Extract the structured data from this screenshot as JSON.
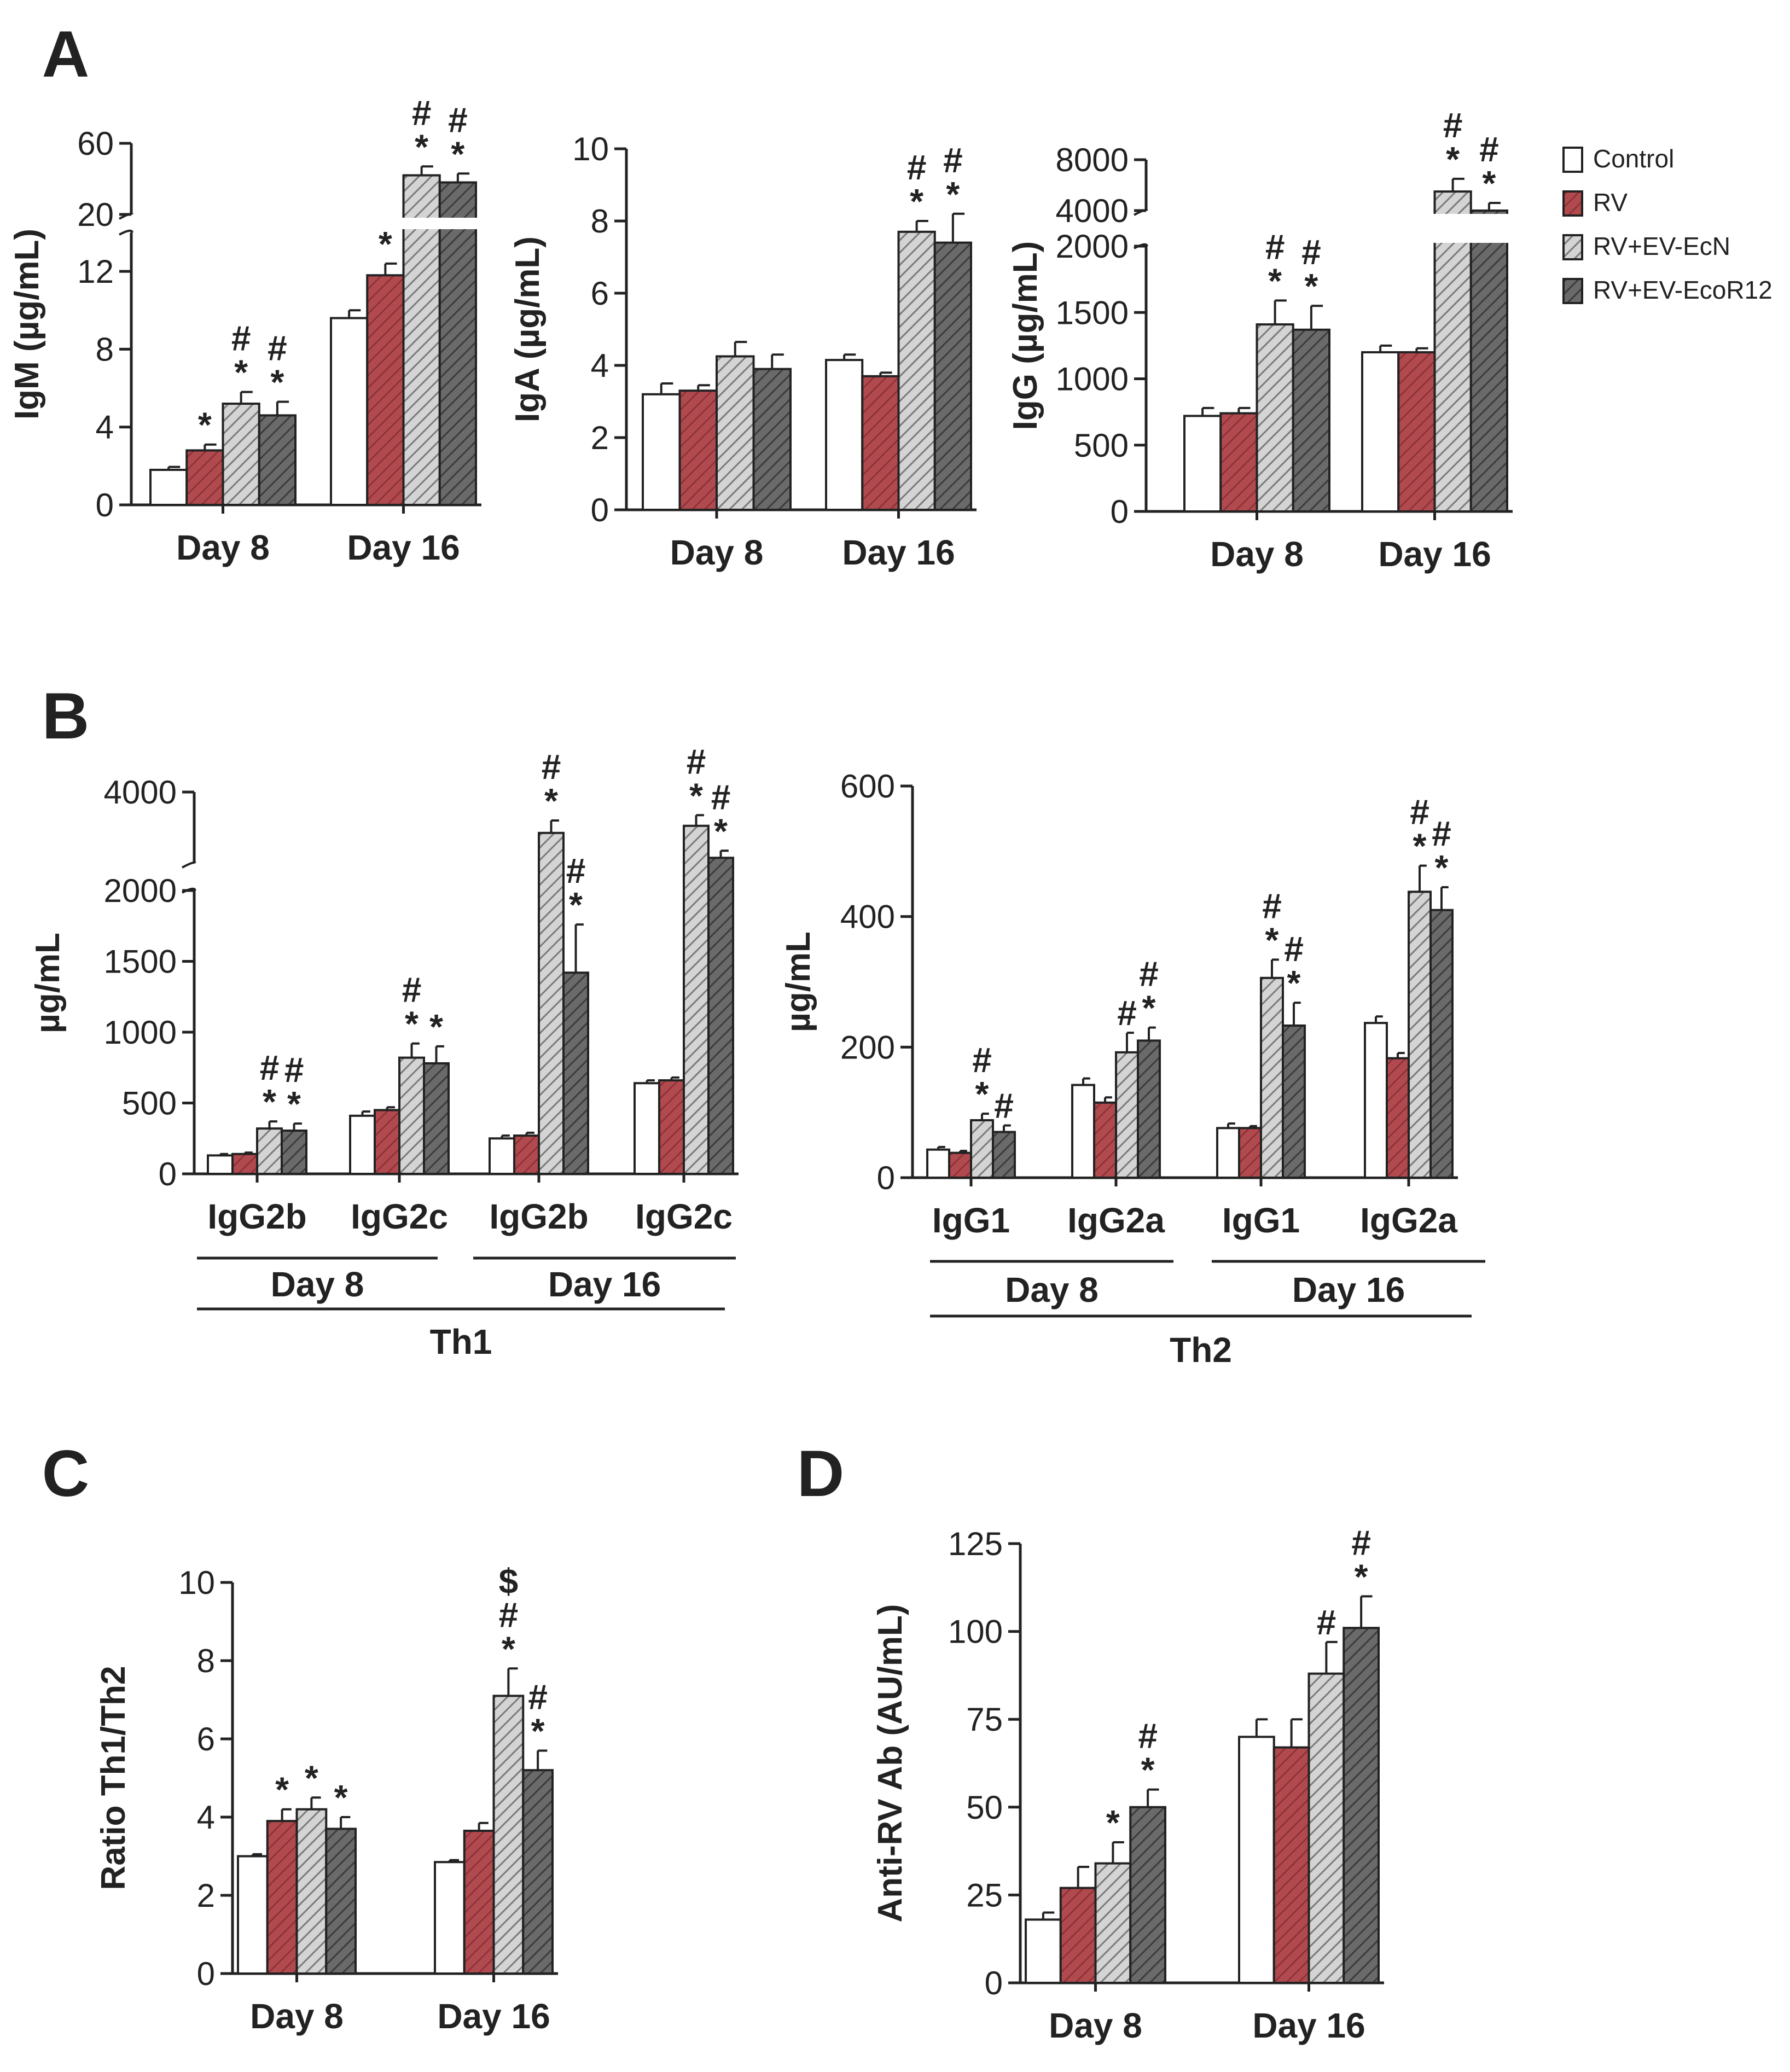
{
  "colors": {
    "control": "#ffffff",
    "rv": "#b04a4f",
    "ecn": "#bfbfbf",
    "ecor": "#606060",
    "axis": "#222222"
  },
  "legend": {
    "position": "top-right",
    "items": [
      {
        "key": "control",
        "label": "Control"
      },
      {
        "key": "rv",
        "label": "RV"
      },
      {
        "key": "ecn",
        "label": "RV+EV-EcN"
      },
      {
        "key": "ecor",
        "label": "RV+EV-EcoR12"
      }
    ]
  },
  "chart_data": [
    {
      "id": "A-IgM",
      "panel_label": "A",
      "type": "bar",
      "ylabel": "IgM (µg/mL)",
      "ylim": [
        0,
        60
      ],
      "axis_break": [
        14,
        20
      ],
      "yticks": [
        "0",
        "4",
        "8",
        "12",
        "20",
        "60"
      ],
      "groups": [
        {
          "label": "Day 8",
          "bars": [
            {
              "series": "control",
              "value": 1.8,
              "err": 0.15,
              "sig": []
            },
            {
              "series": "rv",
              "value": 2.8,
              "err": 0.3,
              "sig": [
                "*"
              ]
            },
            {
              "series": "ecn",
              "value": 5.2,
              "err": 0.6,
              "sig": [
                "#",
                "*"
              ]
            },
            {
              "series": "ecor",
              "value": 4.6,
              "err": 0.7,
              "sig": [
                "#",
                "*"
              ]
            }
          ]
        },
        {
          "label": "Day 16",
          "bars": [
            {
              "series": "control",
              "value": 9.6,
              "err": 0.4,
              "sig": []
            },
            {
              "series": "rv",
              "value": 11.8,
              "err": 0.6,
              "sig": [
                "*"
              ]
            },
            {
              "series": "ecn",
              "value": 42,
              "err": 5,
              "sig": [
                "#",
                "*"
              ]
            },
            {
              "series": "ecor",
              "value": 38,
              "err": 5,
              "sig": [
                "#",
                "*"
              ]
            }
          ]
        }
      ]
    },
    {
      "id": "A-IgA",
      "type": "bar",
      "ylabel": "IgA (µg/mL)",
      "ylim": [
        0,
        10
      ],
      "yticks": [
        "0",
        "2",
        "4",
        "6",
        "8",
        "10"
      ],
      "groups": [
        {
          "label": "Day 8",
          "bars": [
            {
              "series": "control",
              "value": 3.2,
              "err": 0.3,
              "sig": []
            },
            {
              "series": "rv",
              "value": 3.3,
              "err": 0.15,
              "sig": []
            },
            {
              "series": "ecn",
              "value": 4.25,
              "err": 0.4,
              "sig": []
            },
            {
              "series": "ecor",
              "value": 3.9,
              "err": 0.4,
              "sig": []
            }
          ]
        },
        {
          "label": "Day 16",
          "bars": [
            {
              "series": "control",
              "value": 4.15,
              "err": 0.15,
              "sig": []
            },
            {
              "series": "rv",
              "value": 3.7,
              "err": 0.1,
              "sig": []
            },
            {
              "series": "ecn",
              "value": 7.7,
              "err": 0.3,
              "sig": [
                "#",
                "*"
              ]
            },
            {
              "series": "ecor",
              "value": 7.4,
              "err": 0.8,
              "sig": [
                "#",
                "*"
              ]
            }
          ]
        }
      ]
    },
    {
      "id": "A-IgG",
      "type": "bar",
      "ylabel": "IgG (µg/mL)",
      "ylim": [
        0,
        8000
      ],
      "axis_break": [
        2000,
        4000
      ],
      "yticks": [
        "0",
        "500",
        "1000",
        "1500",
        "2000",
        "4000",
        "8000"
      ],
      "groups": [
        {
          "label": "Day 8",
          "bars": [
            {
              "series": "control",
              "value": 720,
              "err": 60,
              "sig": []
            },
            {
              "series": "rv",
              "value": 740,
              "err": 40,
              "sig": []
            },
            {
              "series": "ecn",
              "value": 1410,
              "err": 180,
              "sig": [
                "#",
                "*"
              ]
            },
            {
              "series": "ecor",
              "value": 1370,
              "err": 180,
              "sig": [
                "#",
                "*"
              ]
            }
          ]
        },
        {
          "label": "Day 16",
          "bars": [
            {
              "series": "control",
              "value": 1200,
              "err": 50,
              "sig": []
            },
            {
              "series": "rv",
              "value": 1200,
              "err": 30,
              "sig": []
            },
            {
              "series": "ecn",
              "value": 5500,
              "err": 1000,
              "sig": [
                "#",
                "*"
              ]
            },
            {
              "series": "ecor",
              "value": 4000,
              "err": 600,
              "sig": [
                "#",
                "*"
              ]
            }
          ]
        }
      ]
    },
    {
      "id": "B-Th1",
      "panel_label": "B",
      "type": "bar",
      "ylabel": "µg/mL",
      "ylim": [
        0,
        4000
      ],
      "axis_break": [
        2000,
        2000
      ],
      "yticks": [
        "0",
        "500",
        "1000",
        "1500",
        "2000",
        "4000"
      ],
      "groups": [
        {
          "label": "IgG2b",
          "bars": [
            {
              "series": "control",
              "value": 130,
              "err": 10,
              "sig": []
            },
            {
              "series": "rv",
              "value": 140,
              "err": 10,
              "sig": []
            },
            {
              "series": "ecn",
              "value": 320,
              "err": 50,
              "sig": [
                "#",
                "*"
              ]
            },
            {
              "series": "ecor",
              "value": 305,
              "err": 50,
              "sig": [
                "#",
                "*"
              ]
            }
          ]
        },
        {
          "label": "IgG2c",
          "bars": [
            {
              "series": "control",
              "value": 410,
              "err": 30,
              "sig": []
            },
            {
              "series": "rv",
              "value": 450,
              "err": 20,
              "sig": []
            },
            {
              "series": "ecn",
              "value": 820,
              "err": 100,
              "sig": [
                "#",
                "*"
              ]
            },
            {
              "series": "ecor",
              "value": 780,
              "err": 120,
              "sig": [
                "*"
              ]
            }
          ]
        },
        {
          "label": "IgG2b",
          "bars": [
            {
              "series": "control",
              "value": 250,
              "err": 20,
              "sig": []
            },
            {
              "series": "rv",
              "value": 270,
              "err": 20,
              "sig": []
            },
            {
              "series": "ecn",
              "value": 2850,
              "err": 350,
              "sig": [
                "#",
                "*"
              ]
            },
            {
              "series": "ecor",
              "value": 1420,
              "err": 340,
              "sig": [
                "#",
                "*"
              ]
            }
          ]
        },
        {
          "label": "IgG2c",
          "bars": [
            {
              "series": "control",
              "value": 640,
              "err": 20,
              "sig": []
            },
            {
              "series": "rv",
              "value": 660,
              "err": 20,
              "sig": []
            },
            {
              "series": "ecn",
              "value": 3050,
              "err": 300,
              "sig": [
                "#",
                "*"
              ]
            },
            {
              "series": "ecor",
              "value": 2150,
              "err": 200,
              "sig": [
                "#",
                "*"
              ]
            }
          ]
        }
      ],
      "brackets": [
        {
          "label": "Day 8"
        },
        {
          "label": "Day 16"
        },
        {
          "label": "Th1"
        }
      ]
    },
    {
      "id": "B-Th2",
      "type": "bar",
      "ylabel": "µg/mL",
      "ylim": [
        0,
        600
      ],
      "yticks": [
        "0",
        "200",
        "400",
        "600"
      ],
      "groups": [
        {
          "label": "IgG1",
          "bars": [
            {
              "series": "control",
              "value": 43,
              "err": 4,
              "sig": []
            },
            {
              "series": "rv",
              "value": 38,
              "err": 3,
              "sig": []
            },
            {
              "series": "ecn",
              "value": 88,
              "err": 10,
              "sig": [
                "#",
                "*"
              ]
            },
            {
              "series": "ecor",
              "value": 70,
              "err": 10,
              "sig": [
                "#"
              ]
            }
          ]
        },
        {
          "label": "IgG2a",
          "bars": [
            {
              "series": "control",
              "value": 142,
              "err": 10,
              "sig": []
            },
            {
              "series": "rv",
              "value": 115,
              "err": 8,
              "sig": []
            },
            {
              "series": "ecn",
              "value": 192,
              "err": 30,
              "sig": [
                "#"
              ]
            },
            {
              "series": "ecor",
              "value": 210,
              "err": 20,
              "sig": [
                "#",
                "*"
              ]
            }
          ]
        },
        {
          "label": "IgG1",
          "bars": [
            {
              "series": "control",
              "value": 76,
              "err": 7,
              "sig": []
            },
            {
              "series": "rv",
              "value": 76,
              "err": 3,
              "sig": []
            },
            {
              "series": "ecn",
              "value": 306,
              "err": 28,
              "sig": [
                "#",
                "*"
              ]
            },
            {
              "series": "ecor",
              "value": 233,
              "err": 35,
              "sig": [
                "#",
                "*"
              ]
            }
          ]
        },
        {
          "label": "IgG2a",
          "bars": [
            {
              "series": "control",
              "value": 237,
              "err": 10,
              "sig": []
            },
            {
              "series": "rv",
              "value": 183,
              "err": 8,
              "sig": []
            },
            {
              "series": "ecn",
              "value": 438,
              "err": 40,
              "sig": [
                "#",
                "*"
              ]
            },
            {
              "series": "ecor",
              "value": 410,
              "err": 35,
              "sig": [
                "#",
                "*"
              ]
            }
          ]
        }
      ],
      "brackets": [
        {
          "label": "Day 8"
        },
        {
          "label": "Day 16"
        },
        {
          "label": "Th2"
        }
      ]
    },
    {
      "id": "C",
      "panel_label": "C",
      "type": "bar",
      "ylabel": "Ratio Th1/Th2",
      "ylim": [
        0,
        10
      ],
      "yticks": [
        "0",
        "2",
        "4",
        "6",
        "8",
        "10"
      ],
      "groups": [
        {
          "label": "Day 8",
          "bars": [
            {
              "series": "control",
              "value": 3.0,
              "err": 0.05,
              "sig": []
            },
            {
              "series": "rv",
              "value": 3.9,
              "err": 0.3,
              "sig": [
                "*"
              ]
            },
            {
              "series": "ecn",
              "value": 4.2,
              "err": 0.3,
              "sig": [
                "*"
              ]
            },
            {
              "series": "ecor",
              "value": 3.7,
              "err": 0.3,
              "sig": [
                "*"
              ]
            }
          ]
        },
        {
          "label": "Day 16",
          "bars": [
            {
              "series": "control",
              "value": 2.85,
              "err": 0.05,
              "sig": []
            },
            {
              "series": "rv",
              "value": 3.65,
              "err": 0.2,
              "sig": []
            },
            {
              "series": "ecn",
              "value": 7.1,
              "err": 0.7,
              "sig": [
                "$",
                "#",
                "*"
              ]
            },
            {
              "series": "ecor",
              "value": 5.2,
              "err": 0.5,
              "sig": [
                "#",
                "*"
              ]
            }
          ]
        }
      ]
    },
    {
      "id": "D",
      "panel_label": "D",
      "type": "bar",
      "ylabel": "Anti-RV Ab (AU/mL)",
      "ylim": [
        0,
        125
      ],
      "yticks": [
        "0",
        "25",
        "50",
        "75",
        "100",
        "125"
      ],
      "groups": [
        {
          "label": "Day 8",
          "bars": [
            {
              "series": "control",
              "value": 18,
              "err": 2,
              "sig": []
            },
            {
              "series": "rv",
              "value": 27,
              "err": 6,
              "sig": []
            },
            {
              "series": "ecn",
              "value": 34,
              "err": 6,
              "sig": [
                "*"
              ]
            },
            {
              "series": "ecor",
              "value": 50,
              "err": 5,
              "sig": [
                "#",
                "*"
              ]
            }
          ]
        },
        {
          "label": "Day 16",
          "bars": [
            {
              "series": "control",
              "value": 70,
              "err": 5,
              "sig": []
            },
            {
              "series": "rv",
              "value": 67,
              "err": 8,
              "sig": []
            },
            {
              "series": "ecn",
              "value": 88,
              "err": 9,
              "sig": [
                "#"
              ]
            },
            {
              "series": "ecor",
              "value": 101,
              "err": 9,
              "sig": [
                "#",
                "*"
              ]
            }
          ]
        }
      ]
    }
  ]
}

┄┄┄┄┄┄

__Exercise__.
Out of the material above, gather each line where "ylabel" appears.

__Answer for this exercise__.
      "ylabel": "IgM (µg/mL)",
      "ylabel": "IgA (µg/mL)",
      "ylabel": "IgG (µg/mL)",
      "ylabel": "µg/mL",
      "ylabel": "µg/mL",
      "ylabel": "Ratio Th1/Th2",
      "ylabel": "Anti-RV Ab (AU/mL)",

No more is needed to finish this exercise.